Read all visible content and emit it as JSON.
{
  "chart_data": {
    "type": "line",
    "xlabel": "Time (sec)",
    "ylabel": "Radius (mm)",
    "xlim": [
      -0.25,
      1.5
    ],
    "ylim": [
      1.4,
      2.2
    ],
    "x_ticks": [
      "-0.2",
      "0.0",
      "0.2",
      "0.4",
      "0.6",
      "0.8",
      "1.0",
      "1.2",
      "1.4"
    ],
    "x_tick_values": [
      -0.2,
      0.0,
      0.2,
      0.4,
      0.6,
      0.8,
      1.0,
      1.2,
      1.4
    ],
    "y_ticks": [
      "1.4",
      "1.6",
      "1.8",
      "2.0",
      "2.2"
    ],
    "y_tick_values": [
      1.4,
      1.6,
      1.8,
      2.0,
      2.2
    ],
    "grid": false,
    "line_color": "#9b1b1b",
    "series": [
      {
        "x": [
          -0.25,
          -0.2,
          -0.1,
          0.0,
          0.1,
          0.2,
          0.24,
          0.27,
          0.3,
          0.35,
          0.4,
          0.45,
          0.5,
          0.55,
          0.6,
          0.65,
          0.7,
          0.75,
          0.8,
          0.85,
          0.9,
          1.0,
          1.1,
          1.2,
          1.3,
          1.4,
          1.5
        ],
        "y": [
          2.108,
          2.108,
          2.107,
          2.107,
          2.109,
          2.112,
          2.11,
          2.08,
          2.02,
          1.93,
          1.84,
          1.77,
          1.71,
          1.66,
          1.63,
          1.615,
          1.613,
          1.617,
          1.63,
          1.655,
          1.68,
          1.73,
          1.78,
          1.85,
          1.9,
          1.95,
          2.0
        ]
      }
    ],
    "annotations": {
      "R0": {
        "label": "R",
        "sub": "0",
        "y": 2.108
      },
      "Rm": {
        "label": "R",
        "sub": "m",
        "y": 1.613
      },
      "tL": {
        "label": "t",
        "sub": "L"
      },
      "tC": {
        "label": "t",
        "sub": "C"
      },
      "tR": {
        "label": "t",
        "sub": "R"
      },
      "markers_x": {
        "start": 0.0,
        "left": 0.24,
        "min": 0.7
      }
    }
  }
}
·····
• _WHAT YOU ARE ASKED TO DO_: Quote the data above in full, changing nothing.

• _OUTPUT FOR THIS EXERCISE_:
Read all visible content and emit it as JSON.
{
  "chart_data": {
    "type": "line",
    "xlabel": "Time (sec)",
    "ylabel": "Radius (mm)",
    "xlim": [
      -0.25,
      1.5
    ],
    "ylim": [
      1.4,
      2.2
    ],
    "x_ticks": [
      "-0.2",
      "0.0",
      "0.2",
      "0.4",
      "0.6",
      "0.8",
      "1.0",
      "1.2",
      "1.4"
    ],
    "x_tick_values": [
      -0.2,
      0.0,
      0.2,
      0.4,
      0.6,
      0.8,
      1.0,
      1.2,
      1.4
    ],
    "y_ticks": [
      "1.4",
      "1.6",
      "1.8",
      "2.0",
      "2.2"
    ],
    "y_tick_values": [
      1.4,
      1.6,
      1.8,
      2.0,
      2.2
    ],
    "grid": false,
    "line_color": "#9b1b1b",
    "series": [
      {
        "x": [
          -0.25,
          -0.2,
          -0.1,
          0.0,
          0.1,
          0.2,
          0.24,
          0.27,
          0.3,
          0.35,
          0.4,
          0.45,
          0.5,
          0.55,
          0.6,
          0.65,
          0.7,
          0.75,
          0.8,
          0.85,
          0.9,
          1.0,
          1.1,
          1.2,
          1.3,
          1.4,
          1.5
        ],
        "y": [
          2.108,
          2.108,
          2.107,
          2.107,
          2.109,
          2.112,
          2.11,
          2.08,
          2.02,
          1.93,
          1.84,
          1.77,
          1.71,
          1.66,
          1.63,
          1.615,
          1.613,
          1.617,
          1.63,
          1.655,
          1.68,
          1.73,
          1.78,
          1.85,
          1.9,
          1.95,
          2.0
        ]
      }
    ],
    "annotations": {
      "R0": {
        "label": "R",
        "sub": "0",
        "y": 2.108
      },
      "Rm": {
        "label": "R",
        "sub": "m",
        "y": 1.613
      },
      "tL": {
        "label": "t",
        "sub": "L"
      },
      "tC": {
        "label": "t",
        "sub": "C"
      },
      "tR": {
        "label": "t",
        "sub": "R"
      },
      "markers_x": {
        "start": 0.0,
        "left": 0.24,
        "min": 0.7
      }
    }
  }
}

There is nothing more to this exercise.